乌克兰：“我要让俄罗斯从互联网消失”，ICANN：“不可以！”

大家好，我是小林。

俄乌军事冲突恶化后，俄罗斯就受到「金融核弹」的制裁， SWIFT 支付系统将断开与俄罗斯多家银行的连接。

就在上周，乌克兰还想引爆「网络核弹」。因为乌克兰官员给互联网名称与数字分配机构(ICANN)发送了一封邮件，邮件上要求 ICANN：

1.撤销俄罗斯联邦使用的域“.ru”、“.рф”、“.su”等域名；

2.关闭为俄罗斯服务的 DNS 根服务器；

3.协助撤销相关域名的 TTL/SSL 证书；

第一个要求通过让根域名服务器不解析俄罗斯的网站，将俄罗斯的网站从互联网上消失。第二个要求通过取消解析域名的能力，将俄罗斯互联网用户拒之门外。第三个要求通过吊销 HTTPS 证书，使得俄罗斯网站失信。

乌克兰之所以提出这些要求，目的是阻止俄罗斯的宣传机器，并防止进一步的舆论宣传和虚假信息。

没过几天，ICANN 的 CEO 就用一封邮件回绝了乌克兰所有要求。

我看了 ICANN 发给乌克兰的这封信，这封信的大半段内容是在说明，ICANN 的使命是为了确保互联网的正常工作，而不是取惩罚性行动、宣布制裁或限制部分互联网的接入。

其中，ICANN 从技术和政策对乌克兰这三个要求做了具体回答，如下图：

这里简单给大家翻译下：

对于国家代码顶级域，我们的工作主要涉及验证来自相应国家或地区内授权方的请求。全球商定的政策并未规定 ICANN 可根据您的要求采取单方面行动来断开这些域的连接。您可以理解为什么这样的系统不能根据来自一个地区或国家的关于另一地区或国家内部运营的请求来运行。过程中的这种变化将对这个全球系统的信任和效用产生毁灭性和永久性的影响。

|---|

## 任务要求
请把上面那篇关于ICANN回绝乌克兰要求的文章中，从“就在上周，乌克兰还想引爆「网”到“的 CEO 就用一封邮件回绝了乌克兰所有要求。”之间的文字逐字照录下来，首尾两处也包括在内。

## 所给行
|---|

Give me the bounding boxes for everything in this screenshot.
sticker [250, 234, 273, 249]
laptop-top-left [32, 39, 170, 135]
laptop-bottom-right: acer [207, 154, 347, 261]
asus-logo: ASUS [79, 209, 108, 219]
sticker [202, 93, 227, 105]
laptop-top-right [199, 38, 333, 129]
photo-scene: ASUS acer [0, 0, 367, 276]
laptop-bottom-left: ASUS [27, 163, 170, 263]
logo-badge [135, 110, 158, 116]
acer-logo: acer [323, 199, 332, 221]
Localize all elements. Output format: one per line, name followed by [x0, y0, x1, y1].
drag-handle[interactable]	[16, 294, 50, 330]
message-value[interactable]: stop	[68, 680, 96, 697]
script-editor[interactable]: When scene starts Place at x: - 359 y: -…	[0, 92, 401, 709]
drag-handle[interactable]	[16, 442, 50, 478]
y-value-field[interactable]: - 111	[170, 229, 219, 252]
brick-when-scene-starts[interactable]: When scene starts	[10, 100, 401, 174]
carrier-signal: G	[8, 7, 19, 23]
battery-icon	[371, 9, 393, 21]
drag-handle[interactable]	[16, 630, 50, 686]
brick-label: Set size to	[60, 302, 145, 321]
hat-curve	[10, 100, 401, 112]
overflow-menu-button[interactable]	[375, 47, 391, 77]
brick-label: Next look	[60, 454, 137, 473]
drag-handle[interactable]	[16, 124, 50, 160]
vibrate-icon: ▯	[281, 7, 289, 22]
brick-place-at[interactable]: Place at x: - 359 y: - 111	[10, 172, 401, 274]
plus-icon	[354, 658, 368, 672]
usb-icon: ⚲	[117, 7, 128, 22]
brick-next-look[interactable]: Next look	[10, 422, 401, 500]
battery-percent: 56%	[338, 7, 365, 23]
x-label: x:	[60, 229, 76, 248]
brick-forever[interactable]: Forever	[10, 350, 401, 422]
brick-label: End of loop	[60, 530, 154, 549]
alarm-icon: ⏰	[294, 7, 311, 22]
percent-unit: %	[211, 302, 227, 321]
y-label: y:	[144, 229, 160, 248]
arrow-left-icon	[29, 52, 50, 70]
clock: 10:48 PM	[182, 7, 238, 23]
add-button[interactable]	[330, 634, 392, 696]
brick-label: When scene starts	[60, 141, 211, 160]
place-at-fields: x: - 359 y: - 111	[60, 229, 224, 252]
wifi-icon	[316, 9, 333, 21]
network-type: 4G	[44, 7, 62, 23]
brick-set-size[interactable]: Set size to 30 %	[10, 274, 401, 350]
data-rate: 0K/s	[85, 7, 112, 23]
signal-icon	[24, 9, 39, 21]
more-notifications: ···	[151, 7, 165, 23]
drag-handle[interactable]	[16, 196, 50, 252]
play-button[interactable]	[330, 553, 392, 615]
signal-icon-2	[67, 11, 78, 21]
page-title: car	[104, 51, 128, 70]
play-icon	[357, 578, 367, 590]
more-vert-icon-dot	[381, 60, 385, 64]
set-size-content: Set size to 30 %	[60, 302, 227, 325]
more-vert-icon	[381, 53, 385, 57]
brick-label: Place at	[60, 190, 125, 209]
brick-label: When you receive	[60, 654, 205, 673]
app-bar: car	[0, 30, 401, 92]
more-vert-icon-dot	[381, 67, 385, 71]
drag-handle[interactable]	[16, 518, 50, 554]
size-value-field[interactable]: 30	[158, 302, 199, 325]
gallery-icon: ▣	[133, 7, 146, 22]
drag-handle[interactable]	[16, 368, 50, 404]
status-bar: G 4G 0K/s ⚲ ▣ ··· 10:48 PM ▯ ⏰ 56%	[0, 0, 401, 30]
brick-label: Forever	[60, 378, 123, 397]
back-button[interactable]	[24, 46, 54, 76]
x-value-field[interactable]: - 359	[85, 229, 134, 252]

|---|

## 回答
就在上周，乌克兰还想引爆「网络核弹」。因为乌克兰官员给互联网名称与数字分配机构(ICANN)发送了一封邮件，邮件上要求 ICANN：

1.撤销俄罗斯联邦使用的域“.ru”、“.рф”、“.su”等域名；

2.关闭为俄罗斯服务的 DNS 根服务器；

3.协助撤销相关域名的 TTL/SSL 证书；

第一个要求通过让根域名服务器不解析俄罗斯的网站，将俄罗斯的网站从互联网上消失。第二个要求通过取消解析域名的能力，将俄罗斯互联网用户拒之门外。第三个要求通过吊销 HTTPS 证书，使得俄罗斯网站失信。

乌克兰之所以提出这些要求，目的是阻止俄罗斯的宣传机器，并防止进一步的舆论宣传和虚假信息。

没过几天，ICANN 的 CEO 就用一封邮件回绝了乌克兰所有要求。